## [PROBLEM STATEMENT]
Write the records out again, keeping each line exactly as it is.

## [INFORMATION PROVIDED]
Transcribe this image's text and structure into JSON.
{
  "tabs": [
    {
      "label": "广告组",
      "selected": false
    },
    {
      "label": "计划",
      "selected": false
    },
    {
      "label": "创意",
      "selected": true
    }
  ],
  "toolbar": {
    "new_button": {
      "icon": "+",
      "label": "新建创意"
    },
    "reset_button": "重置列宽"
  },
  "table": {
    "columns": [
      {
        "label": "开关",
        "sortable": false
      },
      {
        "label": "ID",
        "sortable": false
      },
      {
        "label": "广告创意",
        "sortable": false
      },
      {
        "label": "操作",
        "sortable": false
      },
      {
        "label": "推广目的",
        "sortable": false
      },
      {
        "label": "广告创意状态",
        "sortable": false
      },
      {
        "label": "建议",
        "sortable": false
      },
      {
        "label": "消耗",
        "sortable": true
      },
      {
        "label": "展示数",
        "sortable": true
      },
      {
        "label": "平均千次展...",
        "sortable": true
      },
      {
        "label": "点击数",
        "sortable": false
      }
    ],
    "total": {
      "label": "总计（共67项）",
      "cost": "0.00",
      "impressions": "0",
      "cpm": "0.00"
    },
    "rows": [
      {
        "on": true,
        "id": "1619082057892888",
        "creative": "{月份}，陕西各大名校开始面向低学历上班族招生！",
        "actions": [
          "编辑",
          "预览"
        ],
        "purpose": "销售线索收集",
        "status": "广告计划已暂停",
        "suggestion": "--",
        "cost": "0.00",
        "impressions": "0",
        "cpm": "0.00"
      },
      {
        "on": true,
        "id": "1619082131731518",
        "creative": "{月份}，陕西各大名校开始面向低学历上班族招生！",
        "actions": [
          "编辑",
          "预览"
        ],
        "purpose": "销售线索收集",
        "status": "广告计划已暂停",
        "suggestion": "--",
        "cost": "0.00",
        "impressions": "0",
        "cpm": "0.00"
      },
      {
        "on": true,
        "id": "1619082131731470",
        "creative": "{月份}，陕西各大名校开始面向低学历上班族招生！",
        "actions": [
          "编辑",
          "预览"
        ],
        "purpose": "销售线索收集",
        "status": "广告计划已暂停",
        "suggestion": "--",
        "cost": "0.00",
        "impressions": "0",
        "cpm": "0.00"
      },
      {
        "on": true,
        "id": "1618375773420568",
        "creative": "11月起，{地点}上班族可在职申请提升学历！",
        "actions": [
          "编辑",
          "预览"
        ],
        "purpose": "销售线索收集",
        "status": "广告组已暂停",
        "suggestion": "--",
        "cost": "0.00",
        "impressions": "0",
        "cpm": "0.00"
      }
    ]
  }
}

## [CORRECT OUTPUT]
Transcribe this image's text and structure into JSON.
{
  "tabs": [
    {
      "label": "广告组",
      "selected": false
    },
    {
      "label": "计划",
      "selected": false
    },
    {
      "label": "创意",
      "selected": true
    }
  ],
  "toolbar": {
    "new_button": {
      "icon": "+",
      "label": "新建创意"
    },
    "reset_button": "重置列宽"
  },
  "table": {
    "columns": [
      {
        "label": "开关",
        "sortable": false
      },
      {
        "label": "ID",
        "sortable": false
      },
      {
        "label": "广告创意",
        "sortable": false
      },
      {
        "label": "操作",
        "sortable": false
      },
      {
        "label": "推广目的",
        "sortable": false
      },
      {
        "label": "广告创意状态",
        "sortable": false
      },
      {
        "label": "建议",
        "sortable": false
      },
      {
        "label": "消耗",
        "sortable": true
      },
      {
        "label": "展示数",
        "sortable": true
      },
      {
        "label": "平均千次展...",
        "sortable": true
      },
      {
        "label": "点击数",
        "sortable": false
      }
    ],
    "total": {
      "label": "总计（共67项）",
      "cost": "0.00",
      "impressions": "0",
      "cpm": "0.00"
    },
    "rows": [
      {
        "on": true,
        "id": "1619082057892888",
        "creative": "{月份}，陕西各大名校开始面向低学历上班族招生！",
        "actions": [
          "编辑",
          "预览"
        ],
        "purpose": "销售线索收集",
        "status": "广告计划已暂停",
        "suggestion": "--",
        "cost": "0.00",
        "impressions": "0",
        "cpm": "0.00"
      },
      {
        "on": true,
        "id": "1619082131731518",
        "creative": "{月份}，陕西各大名校开始面向低学历上班族招生！",
        "actions": [
          "编辑",
          "预览"
        ],
        "purpose": "销售线索收集",
        "status": "广告计划已暂停",
        "suggestion": "--",
        "cost": "0.00",
        "impressions": "0",
        "cpm": "0.00"
      },
      {
        "on": true,
        "id": "1619082131731470",
        "creative": "{月份}，陕西各大名校开始面向低学历上班族招生！",
        "actions": [
          "编辑",
          "预览"
        ],
        "purpose": "销售线索收集",
        "status": "广告计划已暂停",
        "suggestion": "--",
        "cost": "0.00",
        "impressions": "0",
        "cpm": "0.00"
      },
      {
        "on": true,
        "id": "1618375773420568",
        "creative": "11月起，{地点}上班族可在职申请提升学历！",
        "actions": [
          "编辑",
          "预览"
        ],
        "purpose": "销售线索收集",
        "status": "广告组已暂停",
        "suggestion": "--",
        "cost": "0.00",
        "impressions": "0",
        "cpm": "0.00"
      }
    ]
  }
}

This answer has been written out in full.